EXERCISE GOAL: In the data below, locate each line with the word "Toán" and list it.

*** STORED ROWS

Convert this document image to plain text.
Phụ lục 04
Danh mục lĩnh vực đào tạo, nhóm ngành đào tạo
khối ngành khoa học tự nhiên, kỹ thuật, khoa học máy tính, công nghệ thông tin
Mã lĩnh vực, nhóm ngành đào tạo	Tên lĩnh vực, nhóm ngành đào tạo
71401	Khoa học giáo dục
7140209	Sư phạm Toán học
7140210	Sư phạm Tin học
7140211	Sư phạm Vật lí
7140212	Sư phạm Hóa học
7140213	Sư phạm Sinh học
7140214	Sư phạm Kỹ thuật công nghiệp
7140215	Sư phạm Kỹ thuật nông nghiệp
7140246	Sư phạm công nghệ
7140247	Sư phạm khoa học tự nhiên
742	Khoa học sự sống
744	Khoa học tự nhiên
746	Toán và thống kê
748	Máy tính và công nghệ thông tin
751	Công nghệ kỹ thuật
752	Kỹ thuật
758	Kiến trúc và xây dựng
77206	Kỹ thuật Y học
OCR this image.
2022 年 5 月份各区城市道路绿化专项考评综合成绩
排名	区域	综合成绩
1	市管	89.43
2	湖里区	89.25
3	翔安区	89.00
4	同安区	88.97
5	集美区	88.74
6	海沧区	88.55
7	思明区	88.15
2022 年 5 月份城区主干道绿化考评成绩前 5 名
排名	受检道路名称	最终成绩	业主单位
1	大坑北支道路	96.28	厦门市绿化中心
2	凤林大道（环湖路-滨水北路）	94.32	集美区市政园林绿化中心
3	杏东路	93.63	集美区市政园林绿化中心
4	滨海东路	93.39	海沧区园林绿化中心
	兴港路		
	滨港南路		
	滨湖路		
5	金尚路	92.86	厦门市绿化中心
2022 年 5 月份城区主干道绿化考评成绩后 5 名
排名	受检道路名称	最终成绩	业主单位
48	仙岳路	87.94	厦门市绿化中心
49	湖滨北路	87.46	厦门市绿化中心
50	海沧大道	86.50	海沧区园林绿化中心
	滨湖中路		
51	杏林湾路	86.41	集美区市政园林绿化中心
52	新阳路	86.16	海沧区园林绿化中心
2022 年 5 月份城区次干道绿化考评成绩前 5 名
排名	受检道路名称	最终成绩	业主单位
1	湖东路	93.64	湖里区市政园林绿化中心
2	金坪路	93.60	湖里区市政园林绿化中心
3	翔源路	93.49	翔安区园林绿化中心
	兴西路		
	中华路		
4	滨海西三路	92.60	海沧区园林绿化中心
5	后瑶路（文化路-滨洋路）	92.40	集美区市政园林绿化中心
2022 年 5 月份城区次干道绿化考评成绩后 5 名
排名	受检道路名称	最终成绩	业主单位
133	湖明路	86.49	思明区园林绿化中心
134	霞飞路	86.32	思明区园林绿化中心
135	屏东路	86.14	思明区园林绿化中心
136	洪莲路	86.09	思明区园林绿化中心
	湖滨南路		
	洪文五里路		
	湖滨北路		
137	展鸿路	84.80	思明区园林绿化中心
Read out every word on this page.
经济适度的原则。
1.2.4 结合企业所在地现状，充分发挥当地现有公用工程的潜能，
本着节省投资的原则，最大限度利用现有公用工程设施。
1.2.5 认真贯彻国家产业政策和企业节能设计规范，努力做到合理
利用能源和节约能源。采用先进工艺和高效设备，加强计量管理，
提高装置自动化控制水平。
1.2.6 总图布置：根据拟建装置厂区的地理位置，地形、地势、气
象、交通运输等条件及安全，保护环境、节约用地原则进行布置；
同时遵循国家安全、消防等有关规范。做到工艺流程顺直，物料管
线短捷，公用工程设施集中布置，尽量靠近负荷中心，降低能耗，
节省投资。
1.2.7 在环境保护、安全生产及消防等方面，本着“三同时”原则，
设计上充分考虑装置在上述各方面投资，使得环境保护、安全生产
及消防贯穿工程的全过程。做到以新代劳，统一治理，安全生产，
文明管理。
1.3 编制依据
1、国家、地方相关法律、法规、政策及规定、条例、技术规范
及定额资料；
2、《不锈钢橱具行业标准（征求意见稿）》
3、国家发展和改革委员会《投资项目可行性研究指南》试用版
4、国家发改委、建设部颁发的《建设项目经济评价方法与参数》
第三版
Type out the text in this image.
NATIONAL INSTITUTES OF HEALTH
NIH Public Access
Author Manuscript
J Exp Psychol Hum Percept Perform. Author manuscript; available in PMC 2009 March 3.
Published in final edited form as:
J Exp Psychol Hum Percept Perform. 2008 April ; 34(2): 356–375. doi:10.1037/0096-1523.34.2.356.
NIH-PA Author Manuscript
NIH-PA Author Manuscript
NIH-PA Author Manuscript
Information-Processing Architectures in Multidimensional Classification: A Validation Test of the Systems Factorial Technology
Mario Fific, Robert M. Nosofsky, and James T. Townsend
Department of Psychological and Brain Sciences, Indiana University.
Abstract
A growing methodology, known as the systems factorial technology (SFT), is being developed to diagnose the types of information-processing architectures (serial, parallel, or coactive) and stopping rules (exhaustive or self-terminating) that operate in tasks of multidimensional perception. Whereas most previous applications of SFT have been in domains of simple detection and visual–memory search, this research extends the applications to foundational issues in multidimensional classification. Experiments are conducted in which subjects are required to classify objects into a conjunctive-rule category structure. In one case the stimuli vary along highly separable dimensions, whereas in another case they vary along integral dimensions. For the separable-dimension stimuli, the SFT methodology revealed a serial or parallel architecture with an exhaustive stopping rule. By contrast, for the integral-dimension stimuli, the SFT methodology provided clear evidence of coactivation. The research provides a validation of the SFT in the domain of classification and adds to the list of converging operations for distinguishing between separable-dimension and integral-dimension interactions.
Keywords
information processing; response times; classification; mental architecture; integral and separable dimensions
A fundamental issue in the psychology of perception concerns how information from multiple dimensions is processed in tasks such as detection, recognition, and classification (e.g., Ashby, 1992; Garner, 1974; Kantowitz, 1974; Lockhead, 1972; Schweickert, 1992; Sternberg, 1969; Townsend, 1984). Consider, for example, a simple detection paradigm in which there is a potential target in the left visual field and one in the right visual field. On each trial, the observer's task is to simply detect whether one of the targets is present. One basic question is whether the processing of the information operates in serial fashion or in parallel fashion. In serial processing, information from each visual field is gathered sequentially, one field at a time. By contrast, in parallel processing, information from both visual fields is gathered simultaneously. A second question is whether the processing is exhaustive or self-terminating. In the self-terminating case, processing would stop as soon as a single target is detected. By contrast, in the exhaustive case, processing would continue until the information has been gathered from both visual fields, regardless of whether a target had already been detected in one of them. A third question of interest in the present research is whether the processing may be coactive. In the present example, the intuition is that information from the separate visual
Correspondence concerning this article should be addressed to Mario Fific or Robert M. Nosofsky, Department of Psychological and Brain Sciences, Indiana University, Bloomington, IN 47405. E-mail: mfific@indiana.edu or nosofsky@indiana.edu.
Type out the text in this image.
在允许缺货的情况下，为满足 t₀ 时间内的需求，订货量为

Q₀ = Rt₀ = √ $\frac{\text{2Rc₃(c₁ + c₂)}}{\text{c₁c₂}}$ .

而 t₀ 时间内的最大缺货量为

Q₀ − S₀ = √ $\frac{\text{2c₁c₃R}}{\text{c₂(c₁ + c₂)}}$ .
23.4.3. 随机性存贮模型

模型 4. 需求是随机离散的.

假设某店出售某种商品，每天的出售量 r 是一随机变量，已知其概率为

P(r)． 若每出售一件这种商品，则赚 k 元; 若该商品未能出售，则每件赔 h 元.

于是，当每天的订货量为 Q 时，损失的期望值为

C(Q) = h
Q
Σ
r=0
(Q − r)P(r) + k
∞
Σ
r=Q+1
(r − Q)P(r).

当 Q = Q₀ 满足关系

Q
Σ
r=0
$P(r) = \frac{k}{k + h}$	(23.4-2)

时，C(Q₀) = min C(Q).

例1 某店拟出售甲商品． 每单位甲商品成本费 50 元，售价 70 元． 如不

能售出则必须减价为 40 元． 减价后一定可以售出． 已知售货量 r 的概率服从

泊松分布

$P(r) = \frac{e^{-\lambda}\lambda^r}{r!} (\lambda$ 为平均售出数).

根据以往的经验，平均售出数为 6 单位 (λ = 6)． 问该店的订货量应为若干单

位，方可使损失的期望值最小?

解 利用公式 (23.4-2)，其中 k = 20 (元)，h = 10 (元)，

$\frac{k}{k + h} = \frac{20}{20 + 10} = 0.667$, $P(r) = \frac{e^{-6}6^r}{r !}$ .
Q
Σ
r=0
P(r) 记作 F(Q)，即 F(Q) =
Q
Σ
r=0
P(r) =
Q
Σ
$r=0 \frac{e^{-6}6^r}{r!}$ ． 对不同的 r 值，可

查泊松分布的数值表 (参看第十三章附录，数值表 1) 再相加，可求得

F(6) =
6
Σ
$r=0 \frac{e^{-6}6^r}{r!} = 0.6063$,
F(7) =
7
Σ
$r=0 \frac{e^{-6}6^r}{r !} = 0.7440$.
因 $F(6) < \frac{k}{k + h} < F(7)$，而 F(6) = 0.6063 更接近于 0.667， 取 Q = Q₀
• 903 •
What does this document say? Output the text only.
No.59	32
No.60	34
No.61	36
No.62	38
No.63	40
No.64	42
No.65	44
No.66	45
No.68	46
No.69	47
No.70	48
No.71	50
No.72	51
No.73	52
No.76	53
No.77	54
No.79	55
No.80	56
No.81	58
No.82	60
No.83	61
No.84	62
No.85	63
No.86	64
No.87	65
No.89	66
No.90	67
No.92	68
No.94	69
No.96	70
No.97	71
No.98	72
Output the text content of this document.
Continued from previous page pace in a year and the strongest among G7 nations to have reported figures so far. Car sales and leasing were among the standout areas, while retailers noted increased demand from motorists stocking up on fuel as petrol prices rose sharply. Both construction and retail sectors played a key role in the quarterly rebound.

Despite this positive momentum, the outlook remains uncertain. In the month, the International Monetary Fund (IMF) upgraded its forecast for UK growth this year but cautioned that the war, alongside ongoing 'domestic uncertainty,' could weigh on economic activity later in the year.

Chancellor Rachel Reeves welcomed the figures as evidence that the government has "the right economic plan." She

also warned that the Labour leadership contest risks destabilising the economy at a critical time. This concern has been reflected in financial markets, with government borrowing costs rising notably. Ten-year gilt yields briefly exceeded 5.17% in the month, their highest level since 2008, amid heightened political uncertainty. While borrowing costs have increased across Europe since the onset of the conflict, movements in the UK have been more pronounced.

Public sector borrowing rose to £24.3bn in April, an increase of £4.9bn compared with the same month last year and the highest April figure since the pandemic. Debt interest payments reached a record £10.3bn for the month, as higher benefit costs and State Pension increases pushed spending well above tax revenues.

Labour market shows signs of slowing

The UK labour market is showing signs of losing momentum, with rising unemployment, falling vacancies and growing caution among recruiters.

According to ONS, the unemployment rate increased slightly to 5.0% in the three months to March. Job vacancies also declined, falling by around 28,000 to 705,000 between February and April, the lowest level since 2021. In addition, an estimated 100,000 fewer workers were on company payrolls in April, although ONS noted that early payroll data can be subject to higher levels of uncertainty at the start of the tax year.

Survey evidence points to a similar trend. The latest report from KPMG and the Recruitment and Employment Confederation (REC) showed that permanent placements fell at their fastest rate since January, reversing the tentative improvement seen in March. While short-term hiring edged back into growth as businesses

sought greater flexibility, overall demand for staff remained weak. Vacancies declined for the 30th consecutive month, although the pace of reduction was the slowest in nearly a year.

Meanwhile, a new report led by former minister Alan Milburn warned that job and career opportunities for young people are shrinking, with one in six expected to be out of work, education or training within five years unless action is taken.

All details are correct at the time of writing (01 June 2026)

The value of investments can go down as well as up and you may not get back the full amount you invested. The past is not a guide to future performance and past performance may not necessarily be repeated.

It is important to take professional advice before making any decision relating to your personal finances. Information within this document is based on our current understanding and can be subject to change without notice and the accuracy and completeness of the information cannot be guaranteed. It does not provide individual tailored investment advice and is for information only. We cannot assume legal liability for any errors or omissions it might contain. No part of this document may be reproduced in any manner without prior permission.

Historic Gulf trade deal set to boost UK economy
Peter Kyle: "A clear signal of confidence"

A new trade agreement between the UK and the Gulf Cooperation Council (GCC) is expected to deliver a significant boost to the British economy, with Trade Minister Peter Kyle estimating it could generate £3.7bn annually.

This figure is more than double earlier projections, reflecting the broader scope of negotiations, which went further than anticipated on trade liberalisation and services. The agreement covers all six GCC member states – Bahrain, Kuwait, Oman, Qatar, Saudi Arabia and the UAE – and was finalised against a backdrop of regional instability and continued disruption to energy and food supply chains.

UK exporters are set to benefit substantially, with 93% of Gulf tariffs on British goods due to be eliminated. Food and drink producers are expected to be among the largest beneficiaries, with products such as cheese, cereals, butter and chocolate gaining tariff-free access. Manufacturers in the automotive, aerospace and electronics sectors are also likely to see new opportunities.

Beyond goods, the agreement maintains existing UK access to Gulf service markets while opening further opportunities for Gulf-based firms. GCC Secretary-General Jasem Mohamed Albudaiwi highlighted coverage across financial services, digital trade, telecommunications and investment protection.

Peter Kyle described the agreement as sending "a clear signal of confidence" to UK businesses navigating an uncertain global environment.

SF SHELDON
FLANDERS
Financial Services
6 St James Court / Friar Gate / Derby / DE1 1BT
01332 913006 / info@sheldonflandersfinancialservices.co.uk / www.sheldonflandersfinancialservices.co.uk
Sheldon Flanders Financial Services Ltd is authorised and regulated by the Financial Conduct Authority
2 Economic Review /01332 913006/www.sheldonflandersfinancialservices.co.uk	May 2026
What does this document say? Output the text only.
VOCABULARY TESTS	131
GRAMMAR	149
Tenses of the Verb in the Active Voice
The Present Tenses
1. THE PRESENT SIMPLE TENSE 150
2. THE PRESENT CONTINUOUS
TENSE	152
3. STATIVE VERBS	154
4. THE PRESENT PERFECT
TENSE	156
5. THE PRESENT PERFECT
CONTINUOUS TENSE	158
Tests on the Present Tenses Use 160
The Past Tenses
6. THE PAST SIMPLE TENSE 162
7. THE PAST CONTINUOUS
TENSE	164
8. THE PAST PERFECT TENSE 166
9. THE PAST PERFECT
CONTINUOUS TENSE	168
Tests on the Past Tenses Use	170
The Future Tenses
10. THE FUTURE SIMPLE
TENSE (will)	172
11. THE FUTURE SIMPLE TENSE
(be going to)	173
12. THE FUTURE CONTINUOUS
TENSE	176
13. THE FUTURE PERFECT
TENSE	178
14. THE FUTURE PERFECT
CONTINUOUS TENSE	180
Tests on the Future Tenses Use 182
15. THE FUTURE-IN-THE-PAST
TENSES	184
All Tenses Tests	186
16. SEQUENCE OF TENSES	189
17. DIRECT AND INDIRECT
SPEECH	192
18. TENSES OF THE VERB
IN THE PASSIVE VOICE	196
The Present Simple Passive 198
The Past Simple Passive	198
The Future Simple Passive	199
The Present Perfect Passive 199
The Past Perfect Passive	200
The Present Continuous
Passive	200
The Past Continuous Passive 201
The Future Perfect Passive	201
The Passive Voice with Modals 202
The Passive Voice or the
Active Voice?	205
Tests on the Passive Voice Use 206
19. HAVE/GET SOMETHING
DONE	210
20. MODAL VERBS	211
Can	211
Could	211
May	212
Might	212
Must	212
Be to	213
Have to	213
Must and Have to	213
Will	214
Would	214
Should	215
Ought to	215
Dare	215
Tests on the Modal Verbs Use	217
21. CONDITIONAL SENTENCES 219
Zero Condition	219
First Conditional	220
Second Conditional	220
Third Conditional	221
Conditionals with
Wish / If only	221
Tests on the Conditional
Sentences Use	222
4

******

SOLUTION BELOW:
7140209	Sư phạm Toán học
746	Toán và thống kê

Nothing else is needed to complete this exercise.